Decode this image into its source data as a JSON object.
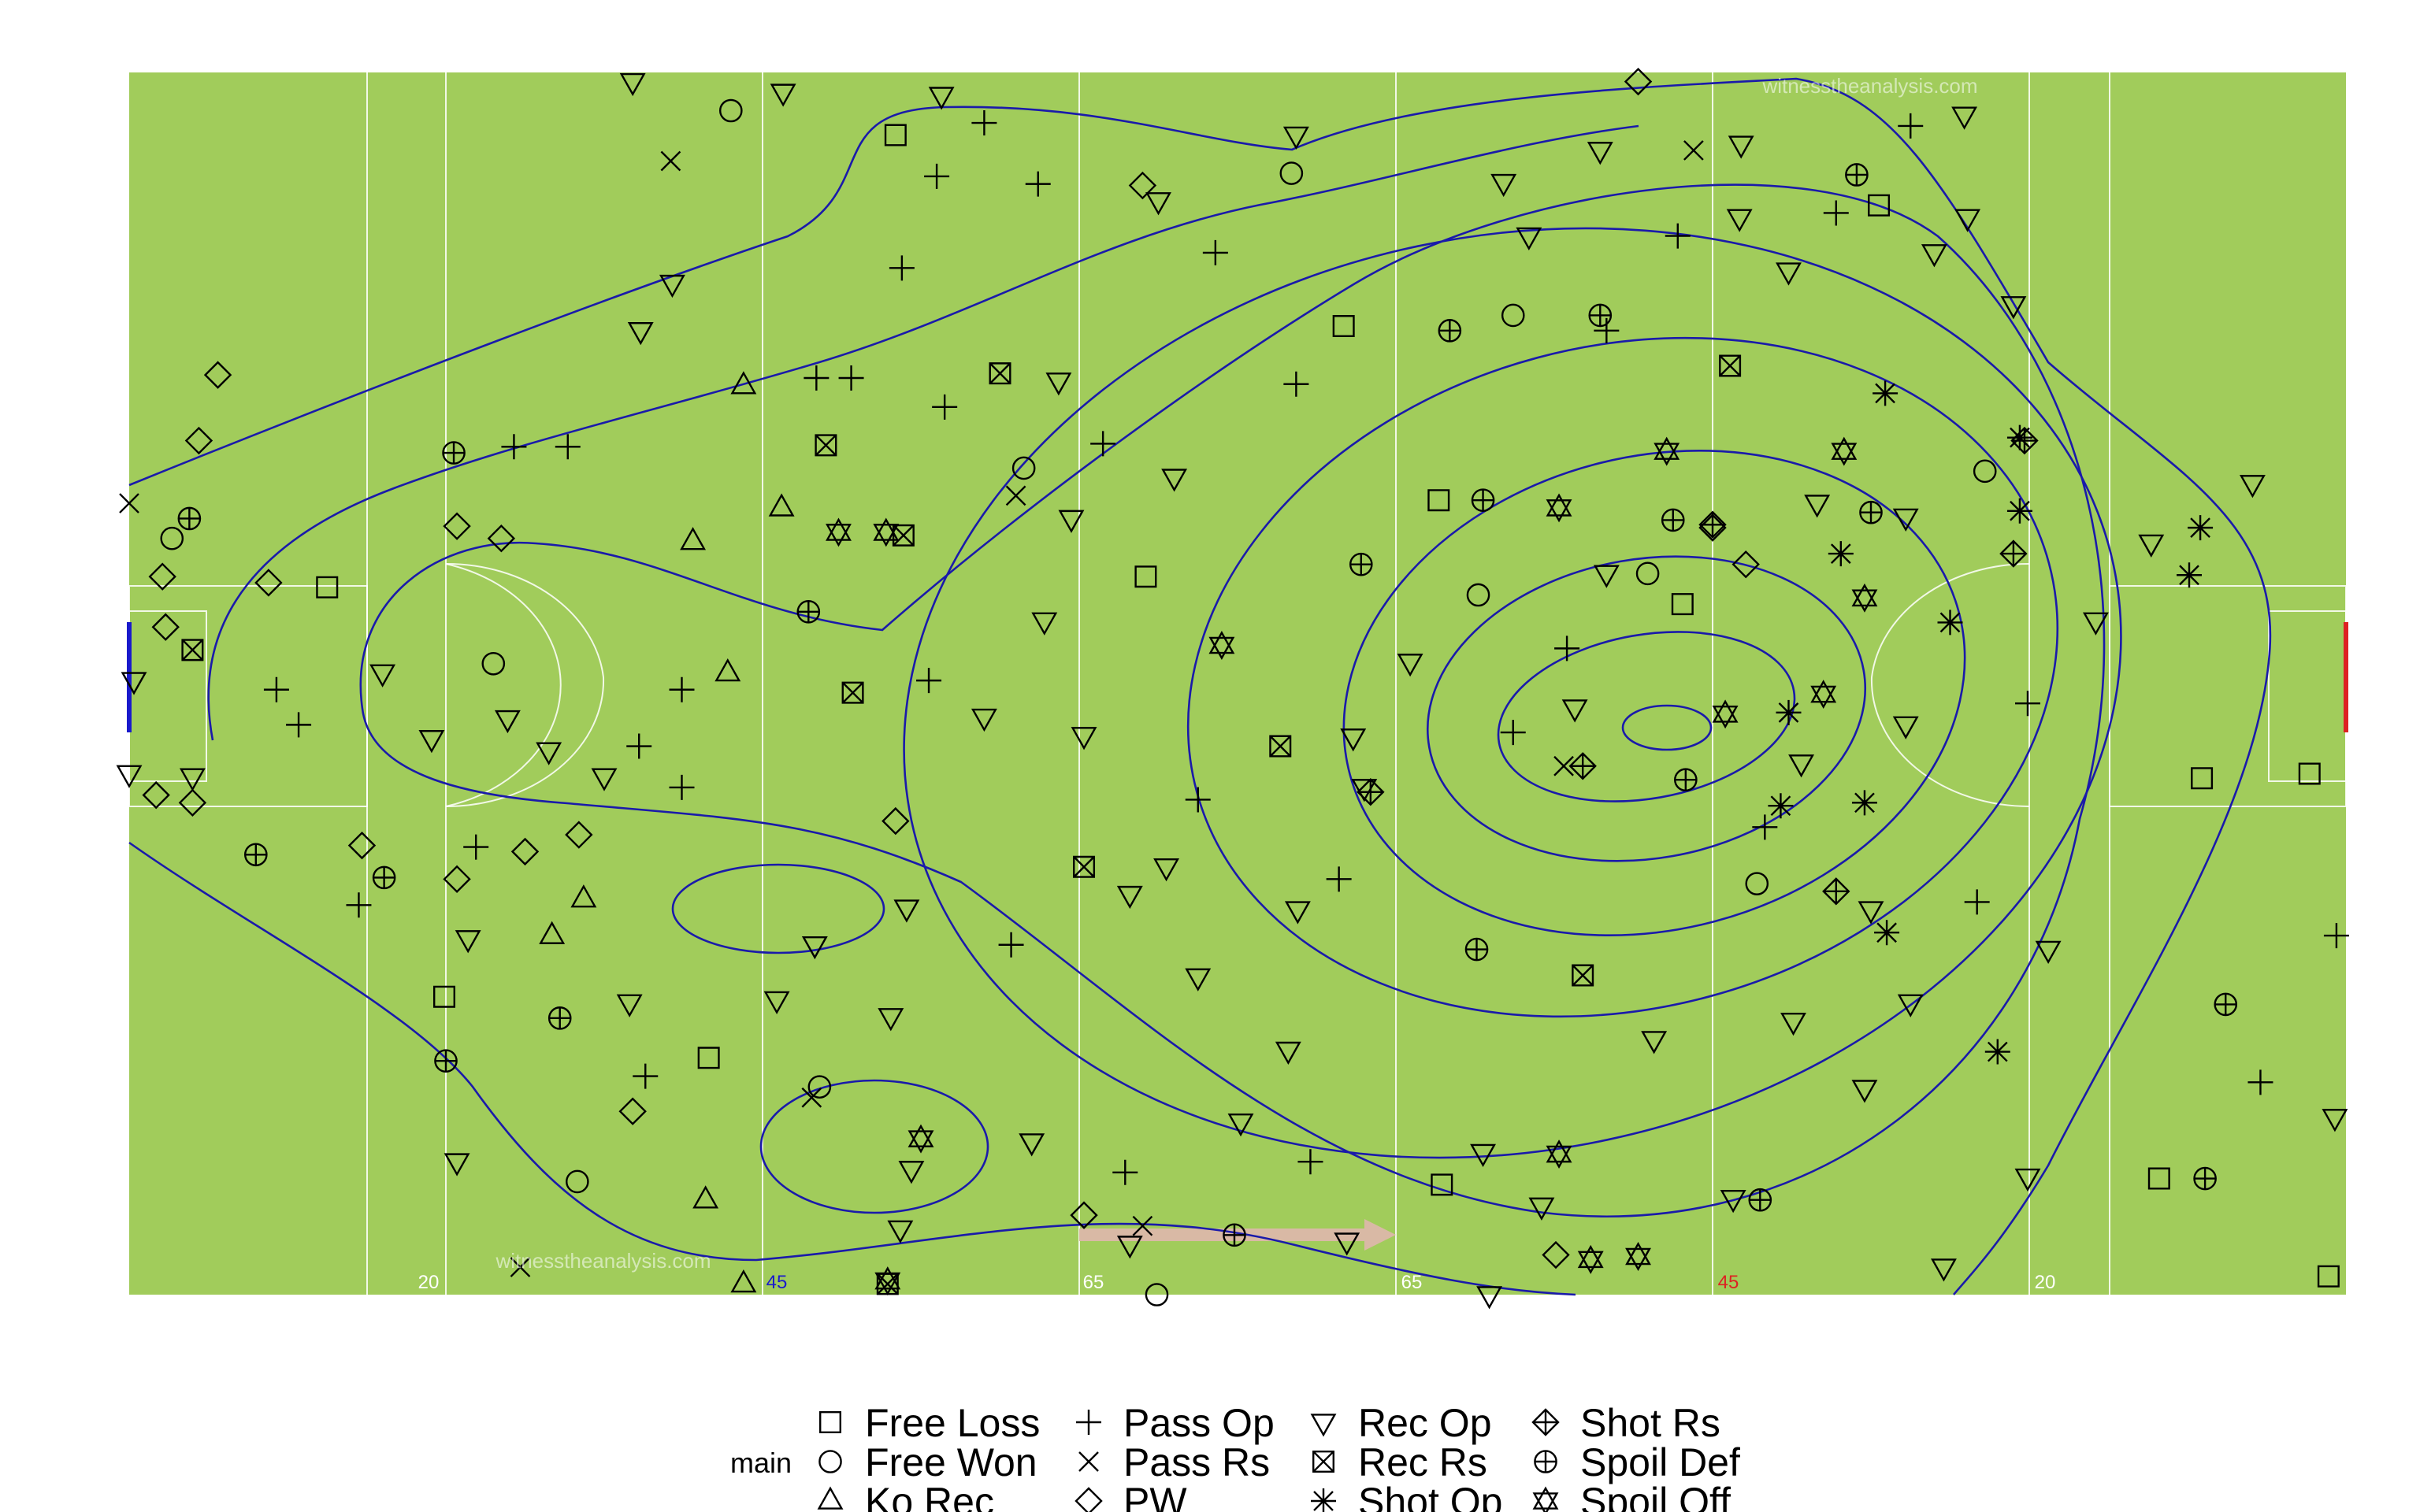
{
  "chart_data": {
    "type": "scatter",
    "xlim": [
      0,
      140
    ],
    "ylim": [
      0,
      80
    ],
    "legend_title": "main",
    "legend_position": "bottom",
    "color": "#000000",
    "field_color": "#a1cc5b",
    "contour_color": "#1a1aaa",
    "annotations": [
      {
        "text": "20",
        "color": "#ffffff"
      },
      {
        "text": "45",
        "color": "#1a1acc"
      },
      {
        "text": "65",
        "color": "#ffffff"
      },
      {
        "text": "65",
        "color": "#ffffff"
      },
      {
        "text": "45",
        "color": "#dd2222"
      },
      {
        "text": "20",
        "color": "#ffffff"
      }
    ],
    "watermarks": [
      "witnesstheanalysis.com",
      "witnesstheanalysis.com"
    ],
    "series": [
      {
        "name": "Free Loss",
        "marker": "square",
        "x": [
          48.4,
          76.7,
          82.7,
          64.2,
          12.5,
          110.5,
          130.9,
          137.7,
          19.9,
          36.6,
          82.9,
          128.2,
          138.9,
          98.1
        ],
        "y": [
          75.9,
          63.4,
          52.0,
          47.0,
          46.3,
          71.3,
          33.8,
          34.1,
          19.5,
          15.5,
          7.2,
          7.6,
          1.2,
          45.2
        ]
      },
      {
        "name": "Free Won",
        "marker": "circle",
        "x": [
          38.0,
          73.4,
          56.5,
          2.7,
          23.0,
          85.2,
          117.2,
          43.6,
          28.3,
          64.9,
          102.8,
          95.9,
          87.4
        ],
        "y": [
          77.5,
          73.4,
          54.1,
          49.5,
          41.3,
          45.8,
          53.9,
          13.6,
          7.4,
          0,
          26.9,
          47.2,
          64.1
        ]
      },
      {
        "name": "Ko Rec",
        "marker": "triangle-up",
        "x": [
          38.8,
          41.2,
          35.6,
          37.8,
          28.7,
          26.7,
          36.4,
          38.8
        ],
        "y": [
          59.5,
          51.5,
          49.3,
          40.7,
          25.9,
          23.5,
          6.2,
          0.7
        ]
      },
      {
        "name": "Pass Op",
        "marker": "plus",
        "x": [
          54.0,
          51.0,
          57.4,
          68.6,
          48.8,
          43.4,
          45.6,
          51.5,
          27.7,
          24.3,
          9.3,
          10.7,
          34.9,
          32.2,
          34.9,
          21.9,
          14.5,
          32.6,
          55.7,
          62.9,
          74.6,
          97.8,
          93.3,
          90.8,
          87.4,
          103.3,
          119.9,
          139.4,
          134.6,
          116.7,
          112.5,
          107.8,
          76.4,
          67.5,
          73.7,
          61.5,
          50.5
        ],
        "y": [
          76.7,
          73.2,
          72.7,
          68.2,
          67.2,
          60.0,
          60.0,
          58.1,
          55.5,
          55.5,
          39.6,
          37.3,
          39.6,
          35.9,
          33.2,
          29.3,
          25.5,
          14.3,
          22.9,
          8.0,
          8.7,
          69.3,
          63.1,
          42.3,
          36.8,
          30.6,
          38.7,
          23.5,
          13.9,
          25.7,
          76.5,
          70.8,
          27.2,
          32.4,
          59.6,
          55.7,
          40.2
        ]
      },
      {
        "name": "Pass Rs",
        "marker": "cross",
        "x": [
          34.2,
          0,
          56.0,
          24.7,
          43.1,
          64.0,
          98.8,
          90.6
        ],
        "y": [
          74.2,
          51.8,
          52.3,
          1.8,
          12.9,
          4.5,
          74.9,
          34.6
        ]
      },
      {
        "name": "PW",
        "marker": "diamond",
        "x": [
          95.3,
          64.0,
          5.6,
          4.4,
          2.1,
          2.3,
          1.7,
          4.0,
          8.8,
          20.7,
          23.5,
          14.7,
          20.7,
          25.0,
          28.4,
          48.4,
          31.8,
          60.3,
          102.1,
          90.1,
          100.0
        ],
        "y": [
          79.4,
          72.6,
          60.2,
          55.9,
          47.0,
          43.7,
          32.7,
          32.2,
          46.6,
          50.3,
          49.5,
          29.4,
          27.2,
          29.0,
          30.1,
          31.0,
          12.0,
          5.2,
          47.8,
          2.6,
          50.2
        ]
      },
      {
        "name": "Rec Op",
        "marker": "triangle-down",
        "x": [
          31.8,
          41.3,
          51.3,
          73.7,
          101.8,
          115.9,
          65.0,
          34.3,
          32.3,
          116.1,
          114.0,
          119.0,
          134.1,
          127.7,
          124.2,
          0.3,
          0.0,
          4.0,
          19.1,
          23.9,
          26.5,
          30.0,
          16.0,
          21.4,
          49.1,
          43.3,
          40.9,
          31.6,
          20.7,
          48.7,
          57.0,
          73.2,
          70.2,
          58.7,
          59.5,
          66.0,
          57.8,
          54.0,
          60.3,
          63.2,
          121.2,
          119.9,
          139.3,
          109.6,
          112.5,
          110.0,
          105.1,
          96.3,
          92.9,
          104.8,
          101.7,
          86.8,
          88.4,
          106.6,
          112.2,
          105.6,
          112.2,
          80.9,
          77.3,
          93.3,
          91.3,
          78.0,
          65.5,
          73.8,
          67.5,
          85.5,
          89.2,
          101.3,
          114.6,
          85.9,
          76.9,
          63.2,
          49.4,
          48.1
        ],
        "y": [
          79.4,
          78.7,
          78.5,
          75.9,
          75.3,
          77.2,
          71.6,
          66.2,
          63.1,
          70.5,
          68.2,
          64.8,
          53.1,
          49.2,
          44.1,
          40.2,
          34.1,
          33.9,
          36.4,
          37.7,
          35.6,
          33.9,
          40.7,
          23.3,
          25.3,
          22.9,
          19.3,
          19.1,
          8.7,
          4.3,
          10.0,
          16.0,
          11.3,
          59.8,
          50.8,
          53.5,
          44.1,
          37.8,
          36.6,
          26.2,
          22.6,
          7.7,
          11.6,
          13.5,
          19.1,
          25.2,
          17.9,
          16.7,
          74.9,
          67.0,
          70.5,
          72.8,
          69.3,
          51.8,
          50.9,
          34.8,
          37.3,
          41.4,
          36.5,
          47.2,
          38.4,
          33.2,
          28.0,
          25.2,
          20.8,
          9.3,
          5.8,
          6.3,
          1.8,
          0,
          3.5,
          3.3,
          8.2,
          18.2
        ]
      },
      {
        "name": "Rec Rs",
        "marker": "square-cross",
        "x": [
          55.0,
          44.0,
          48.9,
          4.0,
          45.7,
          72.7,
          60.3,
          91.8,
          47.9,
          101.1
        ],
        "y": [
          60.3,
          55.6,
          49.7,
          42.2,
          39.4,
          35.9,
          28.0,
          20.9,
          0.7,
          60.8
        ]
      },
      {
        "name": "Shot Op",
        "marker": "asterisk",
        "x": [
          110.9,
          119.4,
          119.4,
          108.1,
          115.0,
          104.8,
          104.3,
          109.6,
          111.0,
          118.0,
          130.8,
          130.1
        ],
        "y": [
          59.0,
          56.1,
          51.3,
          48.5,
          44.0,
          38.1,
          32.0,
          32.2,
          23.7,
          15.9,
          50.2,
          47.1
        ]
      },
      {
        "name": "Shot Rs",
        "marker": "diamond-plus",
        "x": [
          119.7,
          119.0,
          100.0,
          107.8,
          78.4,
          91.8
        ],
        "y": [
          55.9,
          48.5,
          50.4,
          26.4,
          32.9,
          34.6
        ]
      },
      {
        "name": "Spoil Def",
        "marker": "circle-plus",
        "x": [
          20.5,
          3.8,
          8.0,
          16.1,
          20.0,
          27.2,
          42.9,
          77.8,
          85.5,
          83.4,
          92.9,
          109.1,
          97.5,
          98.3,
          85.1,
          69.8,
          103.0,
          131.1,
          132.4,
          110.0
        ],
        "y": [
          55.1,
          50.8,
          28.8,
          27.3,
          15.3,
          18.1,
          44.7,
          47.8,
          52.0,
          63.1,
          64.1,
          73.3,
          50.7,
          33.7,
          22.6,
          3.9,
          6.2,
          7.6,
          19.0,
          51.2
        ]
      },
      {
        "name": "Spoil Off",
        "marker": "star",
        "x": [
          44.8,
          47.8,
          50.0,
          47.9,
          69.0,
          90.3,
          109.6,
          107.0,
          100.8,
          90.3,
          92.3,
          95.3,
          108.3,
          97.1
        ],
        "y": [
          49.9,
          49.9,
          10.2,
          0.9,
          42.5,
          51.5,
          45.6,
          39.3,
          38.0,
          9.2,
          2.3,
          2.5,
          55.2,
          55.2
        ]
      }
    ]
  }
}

■ **REQUIREMENTS**
From the listing above, collect every line that mentions the word "name".

■ **FULL SOLUTION**
        "name": "Free Loss",
        "name": "Free Won",
        "name": "Ko Rec",
        "name": "Pass Op",
        "name": "Pass Rs",
        "name": "PW",
        "name": "Rec Op",
        "name": "Rec Rs",
        "name": "Shot Op",
        "name": "Shot Rs",
        "name": "Spoil Def",
        "name": "Spoil Off",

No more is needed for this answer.